↓

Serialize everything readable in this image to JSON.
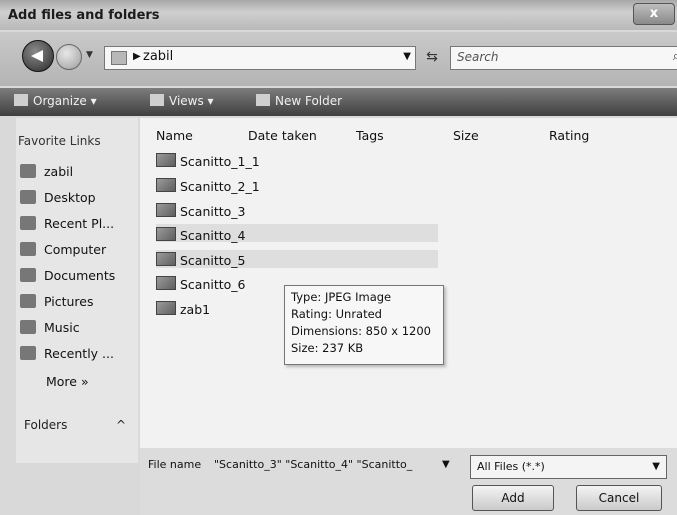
{
  "window": {
    "title": "Add files and folders",
    "close": "x"
  },
  "address": {
    "path": "zabil",
    "search_placeholder": "Search"
  },
  "toolbar": {
    "organize": "Organize",
    "views": "Views",
    "new_folder": "New Folder"
  },
  "favorites": {
    "heading": "Favorite Links",
    "items": [
      {
        "label": "zabil",
        "icon": "user-folder-icon"
      },
      {
        "label": "Desktop",
        "icon": "desktop-icon"
      },
      {
        "label": "Recent Pl...",
        "icon": "recent-places-icon"
      },
      {
        "label": "Computer",
        "icon": "computer-icon"
      },
      {
        "label": "Documents",
        "icon": "documents-icon"
      },
      {
        "label": "Pictures",
        "icon": "pictures-icon"
      },
      {
        "label": "Music",
        "icon": "music-icon"
      },
      {
        "label": "Recently ...",
        "icon": "recently-changed-icon"
      }
    ],
    "more": "More  »",
    "folders": "Folders",
    "folders_toggle": "^"
  },
  "columns": [
    "Name",
    "Date taken",
    "Tags",
    "Size",
    "Rating"
  ],
  "files": [
    {
      "name": "Scanitto_1_1"
    },
    {
      "name": "Scanitto_2_1"
    },
    {
      "name": "Scanitto_3"
    },
    {
      "name": "Scanitto_4"
    },
    {
      "name": "Scanitto_5"
    },
    {
      "name": "Scanitto_6"
    },
    {
      "name": "zab1"
    }
  ],
  "tooltip": {
    "type": "Type: JPEG Image",
    "rating": "Rating: Unrated",
    "dimensions": "Dimensions: 850 x 1200",
    "size": "Size: 237 KB"
  },
  "bottom": {
    "filename_label": "File name",
    "filename_value": "\"Scanitto_3\" \"Scanitto_4\" \"Scanitto_",
    "filter_value": "All Files (*.*)",
    "add": "Add",
    "cancel": "Cancel"
  }
}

↑

Task description: Without including the pictures, return each record above exactly as it stands.

Exercise response:
Serialize everything readable in this image to JSON.
{
  "window": {
    "title": "Add files and folders",
    "close": "x"
  },
  "address": {
    "path": "zabil",
    "search_placeholder": "Search"
  },
  "toolbar": {
    "organize": "Organize",
    "views": "Views",
    "new_folder": "New Folder"
  },
  "favorites": {
    "heading": "Favorite Links",
    "items": [
      {
        "label": "zabil",
        "icon": "user-folder-icon"
      },
      {
        "label": "Desktop",
        "icon": "desktop-icon"
      },
      {
        "label": "Recent Pl...",
        "icon": "recent-places-icon"
      },
      {
        "label": "Computer",
        "icon": "computer-icon"
      },
      {
        "label": "Documents",
        "icon": "documents-icon"
      },
      {
        "label": "Pictures",
        "icon": "pictures-icon"
      },
      {
        "label": "Music",
        "icon": "music-icon"
      },
      {
        "label": "Recently ...",
        "icon": "recently-changed-icon"
      }
    ],
    "more": "More  »",
    "folders": "Folders",
    "folders_toggle": "^"
  },
  "columns": [
    "Name",
    "Date taken",
    "Tags",
    "Size",
    "Rating"
  ],
  "files": [
    {
      "name": "Scanitto_1_1"
    },
    {
      "name": "Scanitto_2_1"
    },
    {
      "name": "Scanitto_3"
    },
    {
      "name": "Scanitto_4"
    },
    {
      "name": "Scanitto_5"
    },
    {
      "name": "Scanitto_6"
    },
    {
      "name": "zab1"
    }
  ],
  "tooltip": {
    "type": "Type: JPEG Image",
    "rating": "Rating: Unrated",
    "dimensions": "Dimensions: 850 x 1200",
    "size": "Size: 237 KB"
  },
  "bottom": {
    "filename_label": "File name",
    "filename_value": "\"Scanitto_3\" \"Scanitto_4\" \"Scanitto_",
    "filter_value": "All Files (*.*)",
    "add": "Add",
    "cancel": "Cancel"
  }
}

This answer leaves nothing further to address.